[Objective]: Your task is to repeat the lines below exactly, excluding any pictures they contain.

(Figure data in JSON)

-- START --

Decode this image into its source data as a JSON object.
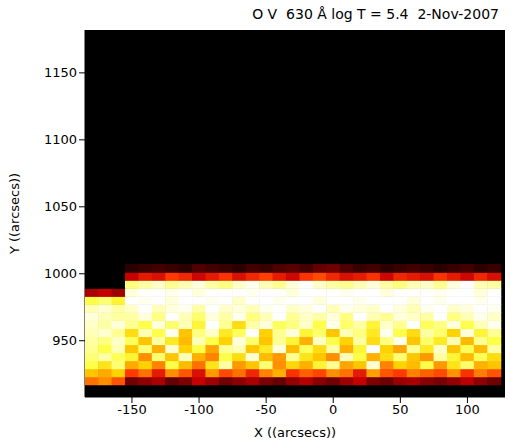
{
  "chart_data": {
    "type": "heatmap",
    "title": "O V  630 Å log T = 5.4  2-Nov-2007",
    "x_label": "X ((arcsecs))",
    "y_label": "Y ((arcsecs))",
    "xlim": [
      -185,
      128
    ],
    "ylim": [
      908,
      1182
    ],
    "xticks": [
      -150,
      -100,
      -50,
      0,
      50,
      100
    ],
    "yticks": [
      950,
      1000,
      1050,
      1100,
      1150
    ],
    "zlim": [
      0,
      100
    ],
    "x": [
      -180,
      -170,
      -160,
      -150,
      -140,
      -130,
      -120,
      -110,
      -100,
      -90,
      -80,
      -70,
      -60,
      -50,
      -40,
      -30,
      -20,
      -10,
      0,
      10,
      20,
      30,
      40,
      50,
      60,
      70,
      80,
      90,
      100,
      110,
      120
    ],
    "y": [
      920,
      926,
      932,
      938,
      944,
      950,
      956,
      962,
      968,
      974,
      980,
      986,
      992,
      998,
      1004
    ],
    "cells": [
      [
        55,
        60,
        50,
        20,
        25,
        30,
        18,
        22,
        35,
        28,
        20,
        25,
        30,
        22,
        18,
        26,
        32,
        24,
        20,
        28,
        35,
        22,
        19,
        27,
        30,
        24,
        21,
        26,
        33,
        25,
        20
      ],
      [
        70,
        65,
        72,
        45,
        55,
        40,
        60,
        50,
        38,
        62,
        48,
        55,
        42,
        58,
        66,
        44,
        52,
        47,
        60,
        55,
        40,
        63,
        50,
        45,
        58,
        52,
        48,
        61,
        44,
        57,
        50
      ],
      [
        80,
        75,
        85,
        65,
        72,
        58,
        80,
        68,
        55,
        75,
        90,
        62,
        70,
        85,
        60,
        73,
        66,
        78,
        88,
        64,
        70,
        95,
        58,
        72,
        68,
        80,
        62,
        75,
        84,
        66,
        70
      ],
      [
        85,
        90,
        82,
        78,
        60,
        85,
        70,
        92,
        66,
        58,
        80,
        74,
        95,
        68,
        62,
        88,
        75,
        70,
        60,
        92,
        80,
        66,
        74,
        85,
        70,
        62,
        90,
        78,
        68,
        82,
        74
      ],
      [
        88,
        80,
        92,
        70,
        85,
        66,
        95,
        72,
        80,
        64,
        88,
        92,
        70,
        76,
        96,
        68,
        82,
        74,
        90,
        66,
        78,
        100,
        72,
        64,
        88,
        76,
        94,
        70,
        82,
        68,
        90
      ],
      [
        90,
        86,
        94,
        82,
        70,
        90,
        76,
        68,
        92,
        80,
        72,
        96,
        84,
        70,
        88,
        78,
        66,
        94,
        80,
        72,
        90,
        74,
        86,
        98,
        70,
        84,
        76,
        92,
        68,
        88,
        80
      ],
      [
        92,
        95,
        88,
        74,
        92,
        80,
        98,
        70,
        86,
        94,
        76,
        82,
        100,
        72,
        88,
        96,
        78,
        84,
        70,
        92,
        86,
        76,
        98,
        80,
        74,
        90,
        84,
        72,
        96,
        78,
        88
      ],
      [
        94,
        90,
        96,
        88,
        80,
        96,
        84,
        92,
        78,
        100,
        88,
        74,
        90,
        96,
        82,
        86,
        94,
        80,
        98,
        84,
        90,
        78,
        94,
        88,
        100,
        82,
        86,
        96,
        80,
        92,
        98
      ],
      [
        96,
        92,
        90,
        90,
        96,
        86,
        100,
        92,
        84,
        96,
        90,
        98,
        86,
        92,
        100,
        88,
        94,
        90,
        96,
        86,
        100,
        92,
        88,
        96,
        94,
        90,
        100,
        86,
        92,
        98,
        94
      ],
      [
        92,
        95,
        90,
        94,
        100,
        92,
        96,
        98,
        90,
        100,
        94,
        96,
        92,
        98,
        100,
        94,
        96,
        100,
        92,
        98,
        96,
        94,
        100,
        96,
        92,
        98,
        100,
        94,
        96,
        100,
        98
      ],
      [
        80,
        85,
        78,
        100,
        98,
        100,
        96,
        100,
        100,
        98,
        100,
        94,
        100,
        100,
        98,
        100,
        100,
        96,
        100,
        100,
        98,
        100,
        100,
        100,
        96,
        100,
        98,
        100,
        100,
        98,
        100
      ],
      [
        30,
        35,
        28,
        96,
        100,
        100,
        98,
        100,
        96,
        100,
        100,
        100,
        98,
        100,
        100,
        96,
        100,
        100,
        100,
        98,
        100,
        100,
        96,
        100,
        100,
        100,
        98,
        100,
        100,
        96,
        100
      ],
      [
        0,
        0,
        0,
        86,
        90,
        94,
        88,
        92,
        96,
        90,
        86,
        94,
        98,
        92,
        88,
        96,
        100,
        94,
        90,
        88,
        92,
        96,
        90,
        86,
        92,
        94,
        88,
        96,
        100,
        92,
        90
      ],
      [
        0,
        0,
        0,
        35,
        40,
        38,
        45,
        42,
        36,
        40,
        44,
        38,
        42,
        46,
        40,
        36,
        44,
        48,
        42,
        38,
        40,
        44,
        36,
        42,
        40,
        38,
        44,
        40,
        36,
        42,
        38
      ],
      [
        0,
        0,
        0,
        8,
        10,
        12,
        10,
        8,
        14,
        12,
        10,
        8,
        12,
        10,
        14,
        16,
        12,
        18,
        20,
        14,
        10,
        12,
        8,
        10,
        12,
        10,
        8,
        10,
        12,
        8,
        10
      ]
    ]
  }
}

-- END --

[Result of this task]:
Decode this image into its source data as a JSON object.
{
  "chart_data": {
    "type": "heatmap",
    "title": "O V  630 Å log T = 5.4  2-Nov-2007",
    "x_label": "X ((arcsecs))",
    "y_label": "Y ((arcsecs))",
    "xlim": [
      -185,
      128
    ],
    "ylim": [
      908,
      1182
    ],
    "xticks": [
      -150,
      -100,
      -50,
      0,
      50,
      100
    ],
    "yticks": [
      950,
      1000,
      1050,
      1100,
      1150
    ],
    "zlim": [
      0,
      100
    ],
    "x": [
      -180,
      -170,
      -160,
      -150,
      -140,
      -130,
      -120,
      -110,
      -100,
      -90,
      -80,
      -70,
      -60,
      -50,
      -40,
      -30,
      -20,
      -10,
      0,
      10,
      20,
      30,
      40,
      50,
      60,
      70,
      80,
      90,
      100,
      110,
      120
    ],
    "y": [
      920,
      926,
      932,
      938,
      944,
      950,
      956,
      962,
      968,
      974,
      980,
      986,
      992,
      998,
      1004
    ],
    "cells": [
      [
        55,
        60,
        50,
        20,
        25,
        30,
        18,
        22,
        35,
        28,
        20,
        25,
        30,
        22,
        18,
        26,
        32,
        24,
        20,
        28,
        35,
        22,
        19,
        27,
        30,
        24,
        21,
        26,
        33,
        25,
        20
      ],
      [
        70,
        65,
        72,
        45,
        55,
        40,
        60,
        50,
        38,
        62,
        48,
        55,
        42,
        58,
        66,
        44,
        52,
        47,
        60,
        55,
        40,
        63,
        50,
        45,
        58,
        52,
        48,
        61,
        44,
        57,
        50
      ],
      [
        80,
        75,
        85,
        65,
        72,
        58,
        80,
        68,
        55,
        75,
        90,
        62,
        70,
        85,
        60,
        73,
        66,
        78,
        88,
        64,
        70,
        95,
        58,
        72,
        68,
        80,
        62,
        75,
        84,
        66,
        70
      ],
      [
        85,
        90,
        82,
        78,
        60,
        85,
        70,
        92,
        66,
        58,
        80,
        74,
        95,
        68,
        62,
        88,
        75,
        70,
        60,
        92,
        80,
        66,
        74,
        85,
        70,
        62,
        90,
        78,
        68,
        82,
        74
      ],
      [
        88,
        80,
        92,
        70,
        85,
        66,
        95,
        72,
        80,
        64,
        88,
        92,
        70,
        76,
        96,
        68,
        82,
        74,
        90,
        66,
        78,
        100,
        72,
        64,
        88,
        76,
        94,
        70,
        82,
        68,
        90
      ],
      [
        90,
        86,
        94,
        82,
        70,
        90,
        76,
        68,
        92,
        80,
        72,
        96,
        84,
        70,
        88,
        78,
        66,
        94,
        80,
        72,
        90,
        74,
        86,
        98,
        70,
        84,
        76,
        92,
        68,
        88,
        80
      ],
      [
        92,
        95,
        88,
        74,
        92,
        80,
        98,
        70,
        86,
        94,
        76,
        82,
        100,
        72,
        88,
        96,
        78,
        84,
        70,
        92,
        86,
        76,
        98,
        80,
        74,
        90,
        84,
        72,
        96,
        78,
        88
      ],
      [
        94,
        90,
        96,
        88,
        80,
        96,
        84,
        92,
        78,
        100,
        88,
        74,
        90,
        96,
        82,
        86,
        94,
        80,
        98,
        84,
        90,
        78,
        94,
        88,
        100,
        82,
        86,
        96,
        80,
        92,
        98
      ],
      [
        96,
        92,
        90,
        90,
        96,
        86,
        100,
        92,
        84,
        96,
        90,
        98,
        86,
        92,
        100,
        88,
        94,
        90,
        96,
        86,
        100,
        92,
        88,
        96,
        94,
        90,
        100,
        86,
        92,
        98,
        94
      ],
      [
        92,
        95,
        90,
        94,
        100,
        92,
        96,
        98,
        90,
        100,
        94,
        96,
        92,
        98,
        100,
        94,
        96,
        100,
        92,
        98,
        96,
        94,
        100,
        96,
        92,
        98,
        100,
        94,
        96,
        100,
        98
      ],
      [
        80,
        85,
        78,
        100,
        98,
        100,
        96,
        100,
        100,
        98,
        100,
        94,
        100,
        100,
        98,
        100,
        100,
        96,
        100,
        100,
        98,
        100,
        100,
        100,
        96,
        100,
        98,
        100,
        100,
        98,
        100
      ],
      [
        30,
        35,
        28,
        96,
        100,
        100,
        98,
        100,
        96,
        100,
        100,
        100,
        98,
        100,
        100,
        96,
        100,
        100,
        100,
        98,
        100,
        100,
        96,
        100,
        100,
        100,
        98,
        100,
        100,
        96,
        100
      ],
      [
        0,
        0,
        0,
        86,
        90,
        94,
        88,
        92,
        96,
        90,
        86,
        94,
        98,
        92,
        88,
        96,
        100,
        94,
        90,
        88,
        92,
        96,
        90,
        86,
        92,
        94,
        88,
        96,
        100,
        92,
        90
      ],
      [
        0,
        0,
        0,
        35,
        40,
        38,
        45,
        42,
        36,
        40,
        44,
        38,
        42,
        46,
        40,
        36,
        44,
        48,
        42,
        38,
        40,
        44,
        36,
        42,
        40,
        38,
        44,
        40,
        36,
        42,
        38
      ],
      [
        0,
        0,
        0,
        8,
        10,
        12,
        10,
        8,
        14,
        12,
        10,
        8,
        12,
        10,
        14,
        16,
        12,
        18,
        20,
        14,
        10,
        12,
        8,
        10,
        12,
        10,
        8,
        10,
        12,
        8,
        10
      ]
    ]
  }
}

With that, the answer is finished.